Senin, 21 Juli 2025

Simbol-Simbol dan Manipulasi Agama

Dr. Salahuddin Harahap, MA, Ketua Gerakan Da’i Kerukunan & Kebangsaan (GDKK) berasama Hj. Bunda Indah (Ketua Umum DPP Rumah Komunikasi Lintas Agama (RKLA). (Ist)

Simbol-simbol agama saat ini menjadi sangat rentan untuk disusupi atau dimanipulasi oleh golongan tertentu dan digunakan sebagai tameng untuk membangun eksklusifitas bahkan permusuhan dengan sesama. Belakangan disebut sebagai manipulasi agama. Dr. Salahuddin Harahap, MA, Ketua Gerakan Da’i Kerukunan & Kebangsaan (GDKK) dan Sekretaris Prodi Pasca Sarjana UIN Sumatera Utara menuliskannya kepada pembaca Bergelora.com. (Redaksi)

Oleh: Dr. Salahuddin Harahap, MA 

ISTILAH kelompok radikal atau paham radikal pasca pilpres 2019 menjadi kajian yang menarik. Terlebih pemerintah di bawah kepemimpinan Presiden Joko Widodo menempatkan istilah ini penuh kehati-hatian secara khusus, agar tidak melebar menjadi istilah yang mengancam integrasi dan benturan yang mengarah kepada konflik agama.

Penggantian istilah kelompok radikalis berbasis agama menjadi manipulator agama oleh presiden patut diacungkan jempol. Narasi dan diksi radikalis diperhalus guna mengurangi kesan negatif yang muncul pada kelompok terpapar radikal. Mengapa demikian? Sangat nyata, bahwa orang Indonesia sebenarnya menolak sebutan radikal tersebut. Simbol radikal justru terpapar sekaligus terkesan menyudutkan kelompok agama mayoritas di Indoensia. Segala hal yang muncul dari narasi radikal itu, tertuju kepada pemeluk agama terbesar Indonesia.

Doktrin agama sebenarnya tidak mungkin terpisahkan dari simbol-simbol, baik berupa fisik maupun istilah atau idiom. Fakta ini tidak dapat terbantahkan, karena agama yang sejatinya berupa wahyu Allah SWT yang sangat sakral (sacred) dan transendental mesti lah membutuhkan wadah yang profan ketika harus mengejawantahkannya di alam semesta. Sakral dan transedental harus diikat dengan makna rahmatal lil’alamin.

TUGAS A: Tentukan apakah tiap pernyataan ini sesuai dengan teks bacaan: (i) penulis teks bacaan menjabat Ketua Gerakan Da’i Kerukunan & Kebangsaan; (ii) presiden mengganti istilah kelompok radikalis berbasis agama menjadi manipulator agama; (iii) orang Indonesia menerima sebutan radikal. Jawab ya atau tidak, dan kutip kata-kata dari teks bacaan yang menentukan jawabannya.

DATA YANG DIBERIKAN:
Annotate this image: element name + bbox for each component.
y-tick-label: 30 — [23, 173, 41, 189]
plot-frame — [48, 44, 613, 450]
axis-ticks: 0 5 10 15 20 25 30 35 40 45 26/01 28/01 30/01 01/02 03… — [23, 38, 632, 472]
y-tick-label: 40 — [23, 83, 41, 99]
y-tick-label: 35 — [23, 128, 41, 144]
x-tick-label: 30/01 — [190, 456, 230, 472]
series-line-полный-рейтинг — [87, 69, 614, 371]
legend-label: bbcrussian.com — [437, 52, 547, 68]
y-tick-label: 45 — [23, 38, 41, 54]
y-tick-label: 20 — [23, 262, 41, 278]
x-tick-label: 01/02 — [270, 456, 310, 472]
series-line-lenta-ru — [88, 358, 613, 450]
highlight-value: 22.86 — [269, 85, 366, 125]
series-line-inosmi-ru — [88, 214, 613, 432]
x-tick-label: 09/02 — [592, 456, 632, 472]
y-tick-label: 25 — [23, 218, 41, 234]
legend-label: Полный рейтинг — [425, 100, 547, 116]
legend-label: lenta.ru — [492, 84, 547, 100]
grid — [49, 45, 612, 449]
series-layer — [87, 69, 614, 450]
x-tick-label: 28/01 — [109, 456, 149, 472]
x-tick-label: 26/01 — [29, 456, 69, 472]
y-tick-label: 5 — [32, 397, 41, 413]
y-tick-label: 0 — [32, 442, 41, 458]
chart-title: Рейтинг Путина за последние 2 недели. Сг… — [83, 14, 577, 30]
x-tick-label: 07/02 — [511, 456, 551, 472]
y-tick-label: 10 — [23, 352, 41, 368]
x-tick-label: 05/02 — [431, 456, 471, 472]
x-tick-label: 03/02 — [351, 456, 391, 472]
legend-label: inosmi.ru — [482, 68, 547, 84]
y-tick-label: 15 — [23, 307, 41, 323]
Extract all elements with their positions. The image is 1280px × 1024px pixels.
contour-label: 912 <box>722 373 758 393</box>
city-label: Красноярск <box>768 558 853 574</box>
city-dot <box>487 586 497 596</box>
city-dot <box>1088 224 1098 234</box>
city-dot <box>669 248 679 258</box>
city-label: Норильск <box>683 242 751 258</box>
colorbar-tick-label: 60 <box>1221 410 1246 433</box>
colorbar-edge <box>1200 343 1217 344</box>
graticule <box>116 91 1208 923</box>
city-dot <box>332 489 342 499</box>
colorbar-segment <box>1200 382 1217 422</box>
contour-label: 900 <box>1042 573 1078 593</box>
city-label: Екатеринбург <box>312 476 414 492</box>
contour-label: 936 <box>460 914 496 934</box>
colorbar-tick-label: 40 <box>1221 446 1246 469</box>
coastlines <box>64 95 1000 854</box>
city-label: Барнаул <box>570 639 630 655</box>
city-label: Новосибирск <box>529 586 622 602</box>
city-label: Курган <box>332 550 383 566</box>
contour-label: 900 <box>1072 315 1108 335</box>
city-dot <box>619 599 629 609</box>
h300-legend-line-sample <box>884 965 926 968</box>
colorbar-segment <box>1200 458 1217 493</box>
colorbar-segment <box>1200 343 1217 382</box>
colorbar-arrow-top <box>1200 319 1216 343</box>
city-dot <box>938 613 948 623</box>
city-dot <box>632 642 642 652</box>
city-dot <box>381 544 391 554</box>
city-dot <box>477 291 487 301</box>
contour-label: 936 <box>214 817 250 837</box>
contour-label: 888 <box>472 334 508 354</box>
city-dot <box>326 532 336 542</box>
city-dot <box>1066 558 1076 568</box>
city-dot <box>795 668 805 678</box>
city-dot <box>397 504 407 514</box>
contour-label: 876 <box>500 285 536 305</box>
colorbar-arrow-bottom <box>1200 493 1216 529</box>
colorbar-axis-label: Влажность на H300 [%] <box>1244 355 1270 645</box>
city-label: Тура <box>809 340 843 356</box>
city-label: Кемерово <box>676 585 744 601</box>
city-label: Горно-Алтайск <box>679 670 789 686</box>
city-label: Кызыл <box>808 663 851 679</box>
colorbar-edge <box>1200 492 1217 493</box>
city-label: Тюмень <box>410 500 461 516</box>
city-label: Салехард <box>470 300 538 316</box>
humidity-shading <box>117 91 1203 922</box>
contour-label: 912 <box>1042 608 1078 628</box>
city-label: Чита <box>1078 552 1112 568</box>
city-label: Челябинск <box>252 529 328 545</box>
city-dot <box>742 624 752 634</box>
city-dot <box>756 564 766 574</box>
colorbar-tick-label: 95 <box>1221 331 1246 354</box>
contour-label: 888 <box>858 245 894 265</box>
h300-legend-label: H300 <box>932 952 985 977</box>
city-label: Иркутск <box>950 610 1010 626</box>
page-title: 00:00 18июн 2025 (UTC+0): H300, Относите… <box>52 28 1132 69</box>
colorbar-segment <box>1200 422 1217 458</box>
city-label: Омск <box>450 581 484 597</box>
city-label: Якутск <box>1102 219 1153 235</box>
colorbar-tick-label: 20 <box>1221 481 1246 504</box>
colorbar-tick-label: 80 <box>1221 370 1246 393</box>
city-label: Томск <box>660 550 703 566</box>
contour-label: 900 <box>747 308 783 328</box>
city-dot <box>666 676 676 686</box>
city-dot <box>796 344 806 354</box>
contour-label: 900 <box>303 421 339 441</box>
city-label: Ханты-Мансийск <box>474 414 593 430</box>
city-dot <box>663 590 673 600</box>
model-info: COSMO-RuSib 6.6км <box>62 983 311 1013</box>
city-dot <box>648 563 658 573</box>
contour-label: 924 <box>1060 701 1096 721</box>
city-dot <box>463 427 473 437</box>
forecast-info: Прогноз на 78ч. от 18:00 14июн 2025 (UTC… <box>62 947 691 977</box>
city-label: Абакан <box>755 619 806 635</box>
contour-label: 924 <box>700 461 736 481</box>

TUGAS B: Ambil dari data di atas setiap baris yang memuat string "axis", lalu salin baris-baris itu tanpa diubah.

JAWABAN LATIHAN A:
(i) Ya: "Dr. Salahuddin Harahap, MA, Ketua Gerakan Da’i Kerukunan & Kebangsaan (GDKK)".
(ii) Ya: "Penggantian istilah kelompok radikalis berbasis agama menjadi manipulator agama oleh presiden patut diacungkan jempol."
(iii) Tidak: "orang Indonesia sebenarnya menolak sebutan radikal tersebut".

JAWABAN LATIHAN B:
axis-ticks: 0 5 10 15 20 25 30 35 40 45 26/01 28/01 30/01 01/02 03… — [23, 38, 632, 472]
colorbar-axis-label: Влажность на H300 [%] <box>1244 355 1270 645</box>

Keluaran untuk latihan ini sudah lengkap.